• [Given instruction] Output every record word for word.

• [Listed records]
━━━━

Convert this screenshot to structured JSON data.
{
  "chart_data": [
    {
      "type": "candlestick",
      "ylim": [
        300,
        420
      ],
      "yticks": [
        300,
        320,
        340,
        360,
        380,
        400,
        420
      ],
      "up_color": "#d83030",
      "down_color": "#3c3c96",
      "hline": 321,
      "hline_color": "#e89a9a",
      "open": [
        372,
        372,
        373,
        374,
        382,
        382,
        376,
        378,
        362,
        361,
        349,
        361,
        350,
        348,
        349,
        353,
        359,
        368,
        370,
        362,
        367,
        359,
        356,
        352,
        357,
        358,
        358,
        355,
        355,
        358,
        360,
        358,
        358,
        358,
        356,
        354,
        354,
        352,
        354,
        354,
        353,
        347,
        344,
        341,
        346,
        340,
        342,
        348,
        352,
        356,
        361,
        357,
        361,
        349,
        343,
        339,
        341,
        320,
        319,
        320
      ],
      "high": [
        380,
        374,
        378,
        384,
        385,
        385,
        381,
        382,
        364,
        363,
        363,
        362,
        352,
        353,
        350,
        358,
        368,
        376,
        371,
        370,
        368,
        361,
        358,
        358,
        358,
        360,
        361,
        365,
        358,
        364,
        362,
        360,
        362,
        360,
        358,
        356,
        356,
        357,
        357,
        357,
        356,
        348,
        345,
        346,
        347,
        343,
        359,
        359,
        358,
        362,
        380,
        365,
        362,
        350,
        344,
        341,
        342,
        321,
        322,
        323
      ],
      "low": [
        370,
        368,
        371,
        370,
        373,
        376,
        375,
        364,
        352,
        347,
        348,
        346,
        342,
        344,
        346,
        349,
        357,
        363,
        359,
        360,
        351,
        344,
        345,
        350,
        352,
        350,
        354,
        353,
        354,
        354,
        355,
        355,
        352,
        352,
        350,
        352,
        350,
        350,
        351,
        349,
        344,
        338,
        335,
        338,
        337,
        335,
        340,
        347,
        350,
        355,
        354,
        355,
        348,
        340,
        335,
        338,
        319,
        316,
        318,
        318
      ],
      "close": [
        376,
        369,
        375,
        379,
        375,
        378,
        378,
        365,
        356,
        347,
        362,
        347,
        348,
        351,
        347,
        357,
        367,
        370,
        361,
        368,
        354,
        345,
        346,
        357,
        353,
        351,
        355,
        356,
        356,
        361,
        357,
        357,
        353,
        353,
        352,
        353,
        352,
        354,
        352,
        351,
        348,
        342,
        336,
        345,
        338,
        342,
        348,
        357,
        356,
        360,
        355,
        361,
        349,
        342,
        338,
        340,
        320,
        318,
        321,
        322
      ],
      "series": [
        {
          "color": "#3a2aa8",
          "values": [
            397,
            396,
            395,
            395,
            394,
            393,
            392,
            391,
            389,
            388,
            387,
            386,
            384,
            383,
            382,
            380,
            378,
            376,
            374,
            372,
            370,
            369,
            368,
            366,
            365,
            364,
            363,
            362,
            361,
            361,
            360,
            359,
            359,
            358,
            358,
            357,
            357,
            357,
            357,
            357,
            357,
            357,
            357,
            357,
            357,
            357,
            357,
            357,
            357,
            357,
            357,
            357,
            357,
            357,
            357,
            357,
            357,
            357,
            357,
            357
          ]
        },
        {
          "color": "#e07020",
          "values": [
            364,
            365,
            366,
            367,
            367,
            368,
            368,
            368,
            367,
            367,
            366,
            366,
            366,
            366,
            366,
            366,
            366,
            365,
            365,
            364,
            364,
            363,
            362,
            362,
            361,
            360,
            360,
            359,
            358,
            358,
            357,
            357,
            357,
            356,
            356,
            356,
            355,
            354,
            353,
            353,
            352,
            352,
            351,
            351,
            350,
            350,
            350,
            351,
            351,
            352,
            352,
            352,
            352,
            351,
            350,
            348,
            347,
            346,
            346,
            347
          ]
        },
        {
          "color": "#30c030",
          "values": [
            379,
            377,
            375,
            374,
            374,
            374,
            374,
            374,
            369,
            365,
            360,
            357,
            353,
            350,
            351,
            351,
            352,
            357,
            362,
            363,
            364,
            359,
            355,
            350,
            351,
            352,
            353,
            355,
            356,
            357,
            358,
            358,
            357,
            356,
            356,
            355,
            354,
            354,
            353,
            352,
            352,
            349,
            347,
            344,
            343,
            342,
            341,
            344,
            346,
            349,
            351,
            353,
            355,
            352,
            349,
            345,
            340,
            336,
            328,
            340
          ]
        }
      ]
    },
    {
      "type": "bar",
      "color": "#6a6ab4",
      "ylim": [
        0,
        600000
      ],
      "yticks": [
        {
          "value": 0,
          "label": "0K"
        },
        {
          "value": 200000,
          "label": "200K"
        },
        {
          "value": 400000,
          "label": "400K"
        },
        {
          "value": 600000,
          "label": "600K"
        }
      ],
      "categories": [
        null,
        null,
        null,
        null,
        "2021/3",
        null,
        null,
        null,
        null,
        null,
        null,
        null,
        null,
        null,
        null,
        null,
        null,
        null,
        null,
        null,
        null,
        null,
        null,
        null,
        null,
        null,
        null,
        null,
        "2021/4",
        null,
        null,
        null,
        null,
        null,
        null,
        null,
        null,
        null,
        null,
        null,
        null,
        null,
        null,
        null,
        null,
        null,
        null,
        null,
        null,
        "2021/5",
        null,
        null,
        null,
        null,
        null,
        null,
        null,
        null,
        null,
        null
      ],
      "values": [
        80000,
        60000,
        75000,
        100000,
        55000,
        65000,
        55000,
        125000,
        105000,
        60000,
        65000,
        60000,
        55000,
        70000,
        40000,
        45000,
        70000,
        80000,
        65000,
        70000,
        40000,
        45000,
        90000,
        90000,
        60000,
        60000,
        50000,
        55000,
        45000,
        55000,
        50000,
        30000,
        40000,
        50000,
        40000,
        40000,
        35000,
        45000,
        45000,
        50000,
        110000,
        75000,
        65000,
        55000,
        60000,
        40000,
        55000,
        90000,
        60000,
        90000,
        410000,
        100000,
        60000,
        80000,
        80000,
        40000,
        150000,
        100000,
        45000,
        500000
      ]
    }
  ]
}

━━━━

• [Response]
Convert this screenshot to structured JSON data.
{
  "chart_data": [
    {
      "type": "candlestick",
      "ylim": [
        300,
        420
      ],
      "yticks": [
        300,
        320,
        340,
        360,
        380,
        400,
        420
      ],
      "up_color": "#d83030",
      "down_color": "#3c3c96",
      "hline": 321,
      "hline_color": "#e89a9a",
      "open": [
        372,
        372,
        373,
        374,
        382,
        382,
        376,
        378,
        362,
        361,
        349,
        361,
        350,
        348,
        349,
        353,
        359,
        368,
        370,
        362,
        367,
        359,
        356,
        352,
        357,
        358,
        358,
        355,
        355,
        358,
        360,
        358,
        358,
        358,
        356,
        354,
        354,
        352,
        354,
        354,
        353,
        347,
        344,
        341,
        346,
        340,
        342,
        348,
        352,
        356,
        361,
        357,
        361,
        349,
        343,
        339,
        341,
        320,
        319,
        320
      ],
      "high": [
        380,
        374,
        378,
        384,
        385,
        385,
        381,
        382,
        364,
        363,
        363,
        362,
        352,
        353,
        350,
        358,
        368,
        376,
        371,
        370,
        368,
        361,
        358,
        358,
        358,
        360,
        361,
        365,
        358,
        364,
        362,
        360,
        362,
        360,
        358,
        356,
        356,
        357,
        357,
        357,
        356,
        348,
        345,
        346,
        347,
        343,
        359,
        359,
        358,
        362,
        380,
        365,
        362,
        350,
        344,
        341,
        342,
        321,
        322,
        323
      ],
      "low": [
        370,
        368,
        371,
        370,
        373,
        376,
        375,
        364,
        352,
        347,
        348,
        346,
        342,
        344,
        346,
        349,
        357,
        363,
        359,
        360,
        351,
        344,
        345,
        350,
        352,
        350,
        354,
        353,
        354,
        354,
        355,
        355,
        352,
        352,
        350,
        352,
        350,
        350,
        351,
        349,
        344,
        338,
        335,
        338,
        337,
        335,
        340,
        347,
        350,
        355,
        354,
        355,
        348,
        340,
        335,
        338,
        319,
        316,
        318,
        318
      ],
      "close": [
        376,
        369,
        375,
        379,
        375,
        378,
        378,
        365,
        356,
        347,
        362,
        347,
        348,
        351,
        347,
        357,
        367,
        370,
        361,
        368,
        354,
        345,
        346,
        357,
        353,
        351,
        355,
        356,
        356,
        361,
        357,
        357,
        353,
        353,
        352,
        353,
        352,
        354,
        352,
        351,
        348,
        342,
        336,
        345,
        338,
        342,
        348,
        357,
        356,
        360,
        355,
        361,
        349,
        342,
        338,
        340,
        320,
        318,
        321,
        322
      ],
      "series": [
        {
          "color": "#3a2aa8",
          "values": [
            397,
            396,
            395,
            395,
            394,
            393,
            392,
            391,
            389,
            388,
            387,
            386,
            384,
            383,
            382,
            380,
            378,
            376,
            374,
            372,
            370,
            369,
            368,
            366,
            365,
            364,
            363,
            362,
            361,
            361,
            360,
            359,
            359,
            358,
            358,
            357,
            357,
            357,
            357,
            357,
            357,
            357,
            357,
            357,
            357,
            357,
            357,
            357,
            357,
            357,
            357,
            357,
            357,
            357,
            357,
            357,
            357,
            357,
            357,
            357
          ]
        },
        {
          "color": "#e07020",
          "values": [
            364,
            365,
            366,
            367,
            367,
            368,
            368,
            368,
            367,
            367,
            366,
            366,
            366,
            366,
            366,
            366,
            366,
            365,
            365,
            364,
            364,
            363,
            362,
            362,
            361,
            360,
            360,
            359,
            358,
            358,
            357,
            357,
            357,
            356,
            356,
            356,
            355,
            354,
            353,
            353,
            352,
            352,
            351,
            351,
            350,
            350,
            350,
            351,
            351,
            352,
            352,
            352,
            352,
            351,
            350,
            348,
            347,
            346,
            346,
            347
          ]
        },
        {
          "color": "#30c030",
          "values": [
            379,
            377,
            375,
            374,
            374,
            374,
            374,
            374,
            369,
            365,
            360,
            357,
            353,
            350,
            351,
            351,
            352,
            357,
            362,
            363,
            364,
            359,
            355,
            350,
            351,
            352,
            353,
            355,
            356,
            357,
            358,
            358,
            357,
            356,
            356,
            355,
            354,
            354,
            353,
            352,
            352,
            349,
            347,
            344,
            343,
            342,
            341,
            344,
            346,
            349,
            351,
            353,
            355,
            352,
            349,
            345,
            340,
            336,
            328,
            340
          ]
        }
      ]
    },
    {
      "type": "bar",
      "color": "#6a6ab4",
      "ylim": [
        0,
        600000
      ],
      "yticks": [
        {
          "value": 0,
          "label": "0K"
        },
        {
          "value": 200000,
          "label": "200K"
        },
        {
          "value": 400000,
          "label": "400K"
        },
        {
          "value": 600000,
          "label": "600K"
        }
      ],
      "categories": [
        null,
        null,
        null,
        null,
        "2021/3",
        null,
        null,
        null,
        null,
        null,
        null,
        null,
        null,
        null,
        null,
        null,
        null,
        null,
        null,
        null,
        null,
        null,
        null,
        null,
        null,
        null,
        null,
        null,
        "2021/4",
        null,
        null,
        null,
        null,
        null,
        null,
        null,
        null,
        null,
        null,
        null,
        null,
        null,
        null,
        null,
        null,
        null,
        null,
        null,
        null,
        "2021/5",
        null,
        null,
        null,
        null,
        null,
        null,
        null,
        null,
        null,
        null
      ],
      "values": [
        80000,
        60000,
        75000,
        100000,
        55000,
        65000,
        55000,
        125000,
        105000,
        60000,
        65000,
        60000,
        55000,
        70000,
        40000,
        45000,
        70000,
        80000,
        65000,
        70000,
        40000,
        45000,
        90000,
        90000,
        60000,
        60000,
        50000,
        55000,
        45000,
        55000,
        50000,
        30000,
        40000,
        50000,
        40000,
        40000,
        35000,
        45000,
        45000,
        50000,
        110000,
        75000,
        65000,
        55000,
        60000,
        40000,
        55000,
        90000,
        60000,
        90000,
        410000,
        100000,
        60000,
        80000,
        80000,
        40000,
        150000,
        100000,
        45000,
        500000
      ]
    }
  ]
}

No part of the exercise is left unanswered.